■ WHAT THIS TASK INVOLVES ■
Copy all lines below containing "caption".

═══ THE RECORDS

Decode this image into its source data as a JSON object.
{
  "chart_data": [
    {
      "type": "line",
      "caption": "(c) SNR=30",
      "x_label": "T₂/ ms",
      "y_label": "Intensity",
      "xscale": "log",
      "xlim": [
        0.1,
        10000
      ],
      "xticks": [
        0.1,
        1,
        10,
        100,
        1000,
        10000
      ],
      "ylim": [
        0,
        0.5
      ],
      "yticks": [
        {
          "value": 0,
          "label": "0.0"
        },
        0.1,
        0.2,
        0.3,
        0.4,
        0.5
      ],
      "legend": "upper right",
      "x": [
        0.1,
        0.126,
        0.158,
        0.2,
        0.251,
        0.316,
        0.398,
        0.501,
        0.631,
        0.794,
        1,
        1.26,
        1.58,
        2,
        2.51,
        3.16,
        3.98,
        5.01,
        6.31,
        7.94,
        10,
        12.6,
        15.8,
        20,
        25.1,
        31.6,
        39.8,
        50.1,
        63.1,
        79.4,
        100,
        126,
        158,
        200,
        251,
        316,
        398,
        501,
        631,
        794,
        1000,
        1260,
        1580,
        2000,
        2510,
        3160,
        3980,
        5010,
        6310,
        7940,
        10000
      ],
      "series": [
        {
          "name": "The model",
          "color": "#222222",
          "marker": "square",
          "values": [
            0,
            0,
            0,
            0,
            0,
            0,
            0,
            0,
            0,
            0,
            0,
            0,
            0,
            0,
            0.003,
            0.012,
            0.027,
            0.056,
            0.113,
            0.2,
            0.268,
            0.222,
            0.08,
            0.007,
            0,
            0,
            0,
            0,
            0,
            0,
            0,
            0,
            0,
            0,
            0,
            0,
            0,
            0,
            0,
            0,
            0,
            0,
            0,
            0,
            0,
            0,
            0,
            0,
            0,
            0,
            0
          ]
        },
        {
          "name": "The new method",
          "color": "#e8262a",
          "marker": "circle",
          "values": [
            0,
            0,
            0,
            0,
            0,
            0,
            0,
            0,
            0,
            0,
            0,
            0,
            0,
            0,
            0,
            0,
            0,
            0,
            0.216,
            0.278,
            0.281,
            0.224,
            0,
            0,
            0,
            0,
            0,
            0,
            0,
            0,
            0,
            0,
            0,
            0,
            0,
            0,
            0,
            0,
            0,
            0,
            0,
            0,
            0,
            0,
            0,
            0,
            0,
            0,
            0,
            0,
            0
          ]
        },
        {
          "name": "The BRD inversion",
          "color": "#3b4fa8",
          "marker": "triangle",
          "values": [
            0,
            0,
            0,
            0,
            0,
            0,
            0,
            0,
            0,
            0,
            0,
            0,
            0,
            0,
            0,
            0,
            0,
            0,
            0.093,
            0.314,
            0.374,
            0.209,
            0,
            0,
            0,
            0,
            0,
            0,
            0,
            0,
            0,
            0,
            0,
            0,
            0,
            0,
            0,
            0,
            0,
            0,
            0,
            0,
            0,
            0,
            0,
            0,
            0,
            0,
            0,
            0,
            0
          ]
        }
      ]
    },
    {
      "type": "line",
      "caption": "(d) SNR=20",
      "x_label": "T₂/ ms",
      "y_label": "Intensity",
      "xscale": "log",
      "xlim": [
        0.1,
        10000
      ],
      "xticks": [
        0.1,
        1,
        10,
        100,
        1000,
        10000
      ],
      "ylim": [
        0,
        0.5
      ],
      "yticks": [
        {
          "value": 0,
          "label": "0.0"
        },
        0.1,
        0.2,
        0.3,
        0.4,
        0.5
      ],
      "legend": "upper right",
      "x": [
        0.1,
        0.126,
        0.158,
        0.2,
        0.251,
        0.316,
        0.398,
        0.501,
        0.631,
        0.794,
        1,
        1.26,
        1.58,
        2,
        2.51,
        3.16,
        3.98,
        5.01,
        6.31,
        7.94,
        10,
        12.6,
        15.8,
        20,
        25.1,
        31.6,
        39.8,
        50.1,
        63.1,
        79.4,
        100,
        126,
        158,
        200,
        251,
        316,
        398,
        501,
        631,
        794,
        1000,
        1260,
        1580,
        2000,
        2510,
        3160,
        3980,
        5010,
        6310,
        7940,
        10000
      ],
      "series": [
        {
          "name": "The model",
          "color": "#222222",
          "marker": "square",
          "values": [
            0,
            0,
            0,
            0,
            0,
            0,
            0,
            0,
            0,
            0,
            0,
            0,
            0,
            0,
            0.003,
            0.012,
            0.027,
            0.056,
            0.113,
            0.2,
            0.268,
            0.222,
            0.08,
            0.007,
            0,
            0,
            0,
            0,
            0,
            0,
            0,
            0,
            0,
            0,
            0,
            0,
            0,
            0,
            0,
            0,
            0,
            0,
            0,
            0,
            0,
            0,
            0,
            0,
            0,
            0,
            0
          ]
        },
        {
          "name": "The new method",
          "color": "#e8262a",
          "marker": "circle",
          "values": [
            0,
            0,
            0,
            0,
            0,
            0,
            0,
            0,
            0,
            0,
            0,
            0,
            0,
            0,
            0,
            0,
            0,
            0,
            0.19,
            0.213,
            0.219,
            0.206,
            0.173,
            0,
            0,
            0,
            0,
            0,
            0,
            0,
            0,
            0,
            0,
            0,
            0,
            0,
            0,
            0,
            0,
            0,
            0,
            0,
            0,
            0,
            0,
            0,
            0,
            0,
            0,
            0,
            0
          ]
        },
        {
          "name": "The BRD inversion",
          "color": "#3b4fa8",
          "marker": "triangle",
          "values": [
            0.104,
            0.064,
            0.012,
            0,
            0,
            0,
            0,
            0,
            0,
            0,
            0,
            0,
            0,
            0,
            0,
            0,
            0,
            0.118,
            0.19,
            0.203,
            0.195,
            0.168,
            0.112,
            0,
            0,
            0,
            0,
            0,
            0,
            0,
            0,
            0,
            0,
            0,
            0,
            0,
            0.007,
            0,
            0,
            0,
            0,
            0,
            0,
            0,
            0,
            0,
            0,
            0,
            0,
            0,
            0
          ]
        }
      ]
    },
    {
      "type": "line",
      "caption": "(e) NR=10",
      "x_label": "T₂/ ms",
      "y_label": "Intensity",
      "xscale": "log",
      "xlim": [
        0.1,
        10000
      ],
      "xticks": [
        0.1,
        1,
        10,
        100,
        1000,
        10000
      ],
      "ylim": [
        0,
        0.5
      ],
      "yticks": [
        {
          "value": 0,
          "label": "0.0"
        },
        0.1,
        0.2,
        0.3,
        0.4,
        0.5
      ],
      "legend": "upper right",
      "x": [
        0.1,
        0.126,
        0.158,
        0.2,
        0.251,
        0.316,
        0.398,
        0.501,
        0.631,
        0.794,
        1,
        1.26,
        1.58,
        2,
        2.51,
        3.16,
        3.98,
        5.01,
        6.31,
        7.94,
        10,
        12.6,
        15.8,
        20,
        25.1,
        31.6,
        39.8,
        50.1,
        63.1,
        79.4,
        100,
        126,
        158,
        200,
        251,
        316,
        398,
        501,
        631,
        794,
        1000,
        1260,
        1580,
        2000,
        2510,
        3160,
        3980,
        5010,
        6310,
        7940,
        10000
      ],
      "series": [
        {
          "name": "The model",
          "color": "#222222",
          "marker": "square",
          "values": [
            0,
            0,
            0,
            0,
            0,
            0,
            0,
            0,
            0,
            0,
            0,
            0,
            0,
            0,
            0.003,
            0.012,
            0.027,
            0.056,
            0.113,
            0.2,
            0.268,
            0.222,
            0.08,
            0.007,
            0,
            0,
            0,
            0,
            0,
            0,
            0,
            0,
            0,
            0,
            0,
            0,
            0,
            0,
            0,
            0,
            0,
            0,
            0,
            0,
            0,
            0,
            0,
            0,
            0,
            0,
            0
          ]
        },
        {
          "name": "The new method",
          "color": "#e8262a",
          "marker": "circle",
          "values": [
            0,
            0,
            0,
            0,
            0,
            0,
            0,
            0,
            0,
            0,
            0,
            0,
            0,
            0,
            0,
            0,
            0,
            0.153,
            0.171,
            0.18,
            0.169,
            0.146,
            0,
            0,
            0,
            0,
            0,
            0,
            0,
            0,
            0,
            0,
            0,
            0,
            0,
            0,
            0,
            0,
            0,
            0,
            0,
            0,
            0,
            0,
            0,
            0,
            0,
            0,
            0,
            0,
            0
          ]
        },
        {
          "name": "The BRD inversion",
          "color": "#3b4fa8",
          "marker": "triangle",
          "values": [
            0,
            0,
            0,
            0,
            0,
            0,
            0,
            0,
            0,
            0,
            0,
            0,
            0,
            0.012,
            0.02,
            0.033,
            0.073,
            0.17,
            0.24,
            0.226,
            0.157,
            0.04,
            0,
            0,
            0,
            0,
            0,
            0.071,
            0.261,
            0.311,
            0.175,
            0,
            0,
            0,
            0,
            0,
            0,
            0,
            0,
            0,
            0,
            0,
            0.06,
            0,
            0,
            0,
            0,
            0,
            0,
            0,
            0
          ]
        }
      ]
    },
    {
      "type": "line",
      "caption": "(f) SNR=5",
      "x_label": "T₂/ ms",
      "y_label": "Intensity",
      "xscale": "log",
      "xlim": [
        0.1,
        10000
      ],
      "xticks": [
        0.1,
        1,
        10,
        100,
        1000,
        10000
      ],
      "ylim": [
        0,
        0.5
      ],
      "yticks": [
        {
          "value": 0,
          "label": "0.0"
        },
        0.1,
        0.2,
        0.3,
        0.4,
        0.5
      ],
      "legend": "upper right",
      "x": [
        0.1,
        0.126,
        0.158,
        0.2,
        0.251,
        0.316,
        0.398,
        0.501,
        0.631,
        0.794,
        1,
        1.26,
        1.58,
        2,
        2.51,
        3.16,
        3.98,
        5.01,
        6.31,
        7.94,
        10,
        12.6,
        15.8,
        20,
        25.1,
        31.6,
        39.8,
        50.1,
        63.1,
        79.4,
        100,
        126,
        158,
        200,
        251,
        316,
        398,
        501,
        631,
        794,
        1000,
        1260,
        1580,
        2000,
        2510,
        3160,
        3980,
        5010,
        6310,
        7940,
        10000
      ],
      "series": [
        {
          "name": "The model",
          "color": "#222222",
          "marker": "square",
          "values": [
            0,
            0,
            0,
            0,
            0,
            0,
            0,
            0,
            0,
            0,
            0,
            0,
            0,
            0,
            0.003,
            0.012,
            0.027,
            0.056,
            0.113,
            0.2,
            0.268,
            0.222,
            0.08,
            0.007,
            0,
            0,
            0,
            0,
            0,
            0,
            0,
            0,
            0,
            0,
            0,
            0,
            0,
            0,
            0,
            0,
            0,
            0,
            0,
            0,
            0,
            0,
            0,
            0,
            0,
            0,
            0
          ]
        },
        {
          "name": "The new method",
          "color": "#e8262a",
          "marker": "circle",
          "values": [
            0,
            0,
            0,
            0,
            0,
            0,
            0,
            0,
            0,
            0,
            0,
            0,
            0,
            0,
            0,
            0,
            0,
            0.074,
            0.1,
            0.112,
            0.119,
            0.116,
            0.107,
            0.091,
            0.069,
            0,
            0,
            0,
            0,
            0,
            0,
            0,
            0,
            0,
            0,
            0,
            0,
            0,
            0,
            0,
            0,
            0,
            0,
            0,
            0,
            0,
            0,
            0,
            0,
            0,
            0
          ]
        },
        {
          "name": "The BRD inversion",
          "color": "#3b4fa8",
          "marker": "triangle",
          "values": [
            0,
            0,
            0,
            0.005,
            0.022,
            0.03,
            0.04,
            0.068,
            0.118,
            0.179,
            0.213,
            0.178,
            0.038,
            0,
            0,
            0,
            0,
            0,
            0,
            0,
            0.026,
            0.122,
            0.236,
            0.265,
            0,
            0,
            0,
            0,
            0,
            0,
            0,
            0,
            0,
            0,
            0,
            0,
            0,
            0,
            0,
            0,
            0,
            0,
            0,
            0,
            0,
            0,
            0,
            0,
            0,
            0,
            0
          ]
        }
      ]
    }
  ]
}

══════

■ THE RESULT ■
      "caption": "(c) SNR=30",
      "caption": "(d) SNR=20",
      "caption": "(e) NR=10",
      "caption": "(f) SNR=5",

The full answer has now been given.